═══ Text provided ═══

Notice that there are 5729915 successes and 595 Monobit failures (out of 5734399 runs). For FIPS 140-2, the monobit test is EXPECTED to fail about 1 out of every 9662 runs with a perfect random source.

For 5,734,339 runs, we would expect about 593.5 failures which is very close to the actual number of failures of 595. Similarly, a certain number of failures is expected for each of the tests (except for the continuous run obviously).

## Notes on other failures

For Dieharder, using the correct options and having sufficient input data is very important. You need 14+ gigabytes of input data to run dieharder with a small number of rewinds. Having a small data file input feeds the same data multiple times into the test and often gives false ‘FAILED’ results. I run most dieharder tests with:

`dieharder -g 201 -k 2 -Y 1 -f FILENAME`

-g 201 = use external file as input

-k 2 = use maximum accuracy to machine precision (slower)

═══ Material shown ═══

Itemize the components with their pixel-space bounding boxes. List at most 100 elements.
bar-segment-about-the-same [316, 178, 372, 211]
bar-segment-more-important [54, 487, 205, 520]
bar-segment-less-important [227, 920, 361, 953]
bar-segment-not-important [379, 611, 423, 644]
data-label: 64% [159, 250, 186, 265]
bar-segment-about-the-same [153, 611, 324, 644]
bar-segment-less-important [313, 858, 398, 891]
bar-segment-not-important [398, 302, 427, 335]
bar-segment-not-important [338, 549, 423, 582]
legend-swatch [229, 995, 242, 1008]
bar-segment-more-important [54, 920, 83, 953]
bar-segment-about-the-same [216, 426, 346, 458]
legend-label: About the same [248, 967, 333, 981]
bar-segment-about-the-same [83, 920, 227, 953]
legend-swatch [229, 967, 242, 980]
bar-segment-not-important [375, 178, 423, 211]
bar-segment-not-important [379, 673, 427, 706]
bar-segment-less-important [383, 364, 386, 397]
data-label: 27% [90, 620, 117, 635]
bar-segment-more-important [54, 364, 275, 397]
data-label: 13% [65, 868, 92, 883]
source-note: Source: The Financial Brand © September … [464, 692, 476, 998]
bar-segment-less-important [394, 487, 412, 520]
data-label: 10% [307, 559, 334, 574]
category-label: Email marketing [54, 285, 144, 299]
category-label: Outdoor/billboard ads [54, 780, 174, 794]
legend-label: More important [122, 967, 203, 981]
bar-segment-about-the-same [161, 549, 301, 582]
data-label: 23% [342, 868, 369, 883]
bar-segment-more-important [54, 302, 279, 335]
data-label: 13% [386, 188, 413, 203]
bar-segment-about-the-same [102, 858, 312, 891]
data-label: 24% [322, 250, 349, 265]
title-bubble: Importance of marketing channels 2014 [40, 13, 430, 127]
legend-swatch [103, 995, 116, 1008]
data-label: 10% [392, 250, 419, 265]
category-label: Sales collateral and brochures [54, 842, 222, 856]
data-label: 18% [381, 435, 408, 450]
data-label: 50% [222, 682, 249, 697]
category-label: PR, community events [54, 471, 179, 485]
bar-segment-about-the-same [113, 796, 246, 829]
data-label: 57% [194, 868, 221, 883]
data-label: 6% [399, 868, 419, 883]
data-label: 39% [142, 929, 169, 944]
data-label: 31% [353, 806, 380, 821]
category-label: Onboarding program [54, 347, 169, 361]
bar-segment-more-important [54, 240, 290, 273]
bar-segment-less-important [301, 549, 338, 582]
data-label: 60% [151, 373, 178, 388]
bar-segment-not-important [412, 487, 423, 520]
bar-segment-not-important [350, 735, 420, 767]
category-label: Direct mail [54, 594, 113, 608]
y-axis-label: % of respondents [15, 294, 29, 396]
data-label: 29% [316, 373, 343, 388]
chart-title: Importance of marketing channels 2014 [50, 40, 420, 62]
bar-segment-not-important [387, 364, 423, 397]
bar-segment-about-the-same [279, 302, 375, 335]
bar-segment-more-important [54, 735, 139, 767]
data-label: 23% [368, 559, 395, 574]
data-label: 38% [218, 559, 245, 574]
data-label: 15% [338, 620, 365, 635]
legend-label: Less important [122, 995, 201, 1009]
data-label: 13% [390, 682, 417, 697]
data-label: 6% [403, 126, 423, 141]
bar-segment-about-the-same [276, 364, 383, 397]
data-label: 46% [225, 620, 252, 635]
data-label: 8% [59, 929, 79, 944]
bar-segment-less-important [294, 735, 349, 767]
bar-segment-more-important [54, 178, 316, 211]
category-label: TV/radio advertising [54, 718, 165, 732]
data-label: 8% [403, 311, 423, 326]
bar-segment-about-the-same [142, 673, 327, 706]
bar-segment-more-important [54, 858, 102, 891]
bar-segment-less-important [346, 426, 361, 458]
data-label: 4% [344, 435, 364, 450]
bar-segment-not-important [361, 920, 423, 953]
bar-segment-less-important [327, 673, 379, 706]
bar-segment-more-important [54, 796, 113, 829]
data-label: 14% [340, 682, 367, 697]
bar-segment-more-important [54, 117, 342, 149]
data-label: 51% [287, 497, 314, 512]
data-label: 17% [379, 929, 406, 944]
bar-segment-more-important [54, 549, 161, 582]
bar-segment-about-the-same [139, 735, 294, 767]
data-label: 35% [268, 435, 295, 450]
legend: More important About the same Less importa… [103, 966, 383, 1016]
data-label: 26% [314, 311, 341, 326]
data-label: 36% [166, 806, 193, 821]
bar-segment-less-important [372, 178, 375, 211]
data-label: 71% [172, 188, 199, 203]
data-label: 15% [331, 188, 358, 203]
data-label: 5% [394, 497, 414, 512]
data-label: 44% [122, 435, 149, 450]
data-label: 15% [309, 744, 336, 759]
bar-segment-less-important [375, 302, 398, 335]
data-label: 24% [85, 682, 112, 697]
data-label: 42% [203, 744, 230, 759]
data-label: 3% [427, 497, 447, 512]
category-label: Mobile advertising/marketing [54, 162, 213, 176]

═══

Quote the passage of the randomness-testing text that starts at "For 5,734,339 runs, we" and ends at "continuous run obviously).".

Answer to this problem:
For 5,734,339 runs, we would expect about 593.5 failures which is very close to the actual number of failures of 595. Similarly, a certain number of failures is expected for each of the tests (except for the continuous run obviously).